__PROBLEM TO SOLVE__.
Would you output the whole listing below, exactly as it reads?

[START OF DATA FOR THIS EXERCISE]

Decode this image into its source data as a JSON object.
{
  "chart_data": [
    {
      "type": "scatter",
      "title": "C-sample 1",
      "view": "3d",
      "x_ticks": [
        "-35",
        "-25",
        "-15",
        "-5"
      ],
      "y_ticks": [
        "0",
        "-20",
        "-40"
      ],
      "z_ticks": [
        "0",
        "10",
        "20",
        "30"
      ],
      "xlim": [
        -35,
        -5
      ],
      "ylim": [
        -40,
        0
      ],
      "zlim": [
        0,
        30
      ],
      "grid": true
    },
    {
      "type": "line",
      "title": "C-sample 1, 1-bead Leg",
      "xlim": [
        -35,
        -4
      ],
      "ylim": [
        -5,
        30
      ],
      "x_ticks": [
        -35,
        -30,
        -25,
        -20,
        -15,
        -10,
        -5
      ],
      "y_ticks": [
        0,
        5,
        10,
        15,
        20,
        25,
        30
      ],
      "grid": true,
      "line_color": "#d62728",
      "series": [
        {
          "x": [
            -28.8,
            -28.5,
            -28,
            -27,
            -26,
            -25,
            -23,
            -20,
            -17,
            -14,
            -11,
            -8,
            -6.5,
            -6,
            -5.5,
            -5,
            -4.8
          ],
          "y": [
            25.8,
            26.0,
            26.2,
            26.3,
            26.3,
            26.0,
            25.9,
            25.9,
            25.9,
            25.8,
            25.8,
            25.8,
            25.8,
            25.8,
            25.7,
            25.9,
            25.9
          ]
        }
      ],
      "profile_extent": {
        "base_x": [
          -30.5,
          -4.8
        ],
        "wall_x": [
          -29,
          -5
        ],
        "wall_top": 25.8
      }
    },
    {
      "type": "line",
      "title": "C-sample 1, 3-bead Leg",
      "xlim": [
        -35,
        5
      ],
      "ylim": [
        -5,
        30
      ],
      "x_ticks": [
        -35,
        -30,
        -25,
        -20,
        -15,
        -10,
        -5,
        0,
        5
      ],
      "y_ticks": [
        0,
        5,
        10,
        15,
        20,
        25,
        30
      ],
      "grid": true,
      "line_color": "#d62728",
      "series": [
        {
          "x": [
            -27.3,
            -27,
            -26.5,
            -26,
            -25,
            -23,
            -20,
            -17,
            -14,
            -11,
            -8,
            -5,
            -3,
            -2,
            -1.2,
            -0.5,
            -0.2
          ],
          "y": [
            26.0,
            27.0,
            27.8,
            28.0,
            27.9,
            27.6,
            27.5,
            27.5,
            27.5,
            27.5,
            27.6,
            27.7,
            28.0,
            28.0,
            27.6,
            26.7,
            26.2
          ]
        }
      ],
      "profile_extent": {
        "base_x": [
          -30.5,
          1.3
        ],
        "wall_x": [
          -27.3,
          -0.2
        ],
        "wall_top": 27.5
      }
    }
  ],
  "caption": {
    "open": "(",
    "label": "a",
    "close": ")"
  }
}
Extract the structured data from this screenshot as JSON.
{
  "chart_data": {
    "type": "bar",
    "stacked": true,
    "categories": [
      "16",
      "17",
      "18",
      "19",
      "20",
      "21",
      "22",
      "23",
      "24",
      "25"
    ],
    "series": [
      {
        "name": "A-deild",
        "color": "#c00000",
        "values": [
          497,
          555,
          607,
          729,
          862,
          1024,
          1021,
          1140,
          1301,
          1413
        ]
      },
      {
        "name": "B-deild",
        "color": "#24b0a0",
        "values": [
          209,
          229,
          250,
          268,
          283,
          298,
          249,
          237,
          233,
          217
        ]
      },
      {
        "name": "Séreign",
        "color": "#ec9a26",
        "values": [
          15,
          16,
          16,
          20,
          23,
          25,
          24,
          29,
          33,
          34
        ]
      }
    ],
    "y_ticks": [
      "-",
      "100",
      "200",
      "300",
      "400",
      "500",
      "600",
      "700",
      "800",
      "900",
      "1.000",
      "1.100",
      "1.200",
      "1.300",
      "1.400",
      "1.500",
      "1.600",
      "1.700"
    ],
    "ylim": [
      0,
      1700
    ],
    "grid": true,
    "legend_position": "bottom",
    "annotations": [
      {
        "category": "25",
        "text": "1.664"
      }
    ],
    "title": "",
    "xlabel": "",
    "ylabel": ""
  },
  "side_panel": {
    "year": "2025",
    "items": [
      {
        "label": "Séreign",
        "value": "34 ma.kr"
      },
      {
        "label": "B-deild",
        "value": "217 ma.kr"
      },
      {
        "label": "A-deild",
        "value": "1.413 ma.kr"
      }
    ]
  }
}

[END OF DATA FOR THIS EXERCISE]

__WRITTEN SOLUTION__.
Decode this image into its source data as a JSON object.
{
  "chart_data": [
    {
      "type": "scatter",
      "title": "C-sample 1",
      "view": "3d",
      "x_ticks": [
        "-35",
        "-25",
        "-15",
        "-5"
      ],
      "y_ticks": [
        "0",
        "-20",
        "-40"
      ],
      "z_ticks": [
        "0",
        "10",
        "20",
        "30"
      ],
      "xlim": [
        -35,
        -5
      ],
      "ylim": [
        -40,
        0
      ],
      "zlim": [
        0,
        30
      ],
      "grid": true
    },
    {
      "type": "line",
      "title": "C-sample 1, 1-bead Leg",
      "xlim": [
        -35,
        -4
      ],
      "ylim": [
        -5,
        30
      ],
      "x_ticks": [
        -35,
        -30,
        -25,
        -20,
        -15,
        -10,
        -5
      ],
      "y_ticks": [
        0,
        5,
        10,
        15,
        20,
        25,
        30
      ],
      "grid": true,
      "line_color": "#d62728",
      "series": [
        {
          "x": [
            -28.8,
            -28.5,
            -28,
            -27,
            -26,
            -25,
            -23,
            -20,
            -17,
            -14,
            -11,
            -8,
            -6.5,
            -6,
            -5.5,
            -5,
            -4.8
          ],
          "y": [
            25.8,
            26.0,
            26.2,
            26.3,
            26.3,
            26.0,
            25.9,
            25.9,
            25.9,
            25.8,
            25.8,
            25.8,
            25.8,
            25.8,
            25.7,
            25.9,
            25.9
          ]
        }
      ],
      "profile_extent": {
        "base_x": [
          -30.5,
          -4.8
        ],
        "wall_x": [
          -29,
          -5
        ],
        "wall_top": 25.8
      }
    },
    {
      "type": "line",
      "title": "C-sample 1, 3-bead Leg",
      "xlim": [
        -35,
        5
      ],
      "ylim": [
        -5,
        30
      ],
      "x_ticks": [
        -35,
        -30,
        -25,
        -20,
        -15,
        -10,
        -5,
        0,
        5
      ],
      "y_ticks": [
        0,
        5,
        10,
        15,
        20,
        25,
        30
      ],
      "grid": true,
      "line_color": "#d62728",
      "series": [
        {
          "x": [
            -27.3,
            -27,
            -26.5,
            -26,
            -25,
            -23,
            -20,
            -17,
            -14,
            -11,
            -8,
            -5,
            -3,
            -2,
            -1.2,
            -0.5,
            -0.2
          ],
          "y": [
            26.0,
            27.0,
            27.8,
            28.0,
            27.9,
            27.6,
            27.5,
            27.5,
            27.5,
            27.5,
            27.6,
            27.7,
            28.0,
            28.0,
            27.6,
            26.7,
            26.2
          ]
        }
      ],
      "profile_extent": {
        "base_x": [
          -30.5,
          1.3
        ],
        "wall_x": [
          -27.3,
          -0.2
        ],
        "wall_top": 27.5
      }
    }
  ],
  "caption": {
    "open": "(",
    "label": "a",
    "close": ")"
  }
}
Extract the structured data from this screenshot as JSON.
{
  "chart_data": {
    "type": "bar",
    "stacked": true,
    "categories": [
      "16",
      "17",
      "18",
      "19",
      "20",
      "21",
      "22",
      "23",
      "24",
      "25"
    ],
    "series": [
      {
        "name": "A-deild",
        "color": "#c00000",
        "values": [
          497,
          555,
          607,
          729,
          862,
          1024,
          1021,
          1140,
          1301,
          1413
        ]
      },
      {
        "name": "B-deild",
        "color": "#24b0a0",
        "values": [
          209,
          229,
          250,
          268,
          283,
          298,
          249,
          237,
          233,
          217
        ]
      },
      {
        "name": "Séreign",
        "color": "#ec9a26",
        "values": [
          15,
          16,
          16,
          20,
          23,
          25,
          24,
          29,
          33,
          34
        ]
      }
    ],
    "y_ticks": [
      "-",
      "100",
      "200",
      "300",
      "400",
      "500",
      "600",
      "700",
      "800",
      "900",
      "1.000",
      "1.100",
      "1.200",
      "1.300",
      "1.400",
      "1.500",
      "1.600",
      "1.700"
    ],
    "ylim": [
      0,
      1700
    ],
    "grid": true,
    "legend_position": "bottom",
    "annotations": [
      {
        "category": "25",
        "text": "1.664"
      }
    ],
    "title": "",
    "xlabel": "",
    "ylabel": ""
  },
  "side_panel": {
    "year": "2025",
    "items": [
      {
        "label": "Séreign",
        "value": "34 ma.kr"
      },
      {
        "label": "B-deild",
        "value": "217 ma.kr"
      },
      {
        "label": "A-deild",
        "value": "1.413 ma.kr"
      }
    ]
  }
}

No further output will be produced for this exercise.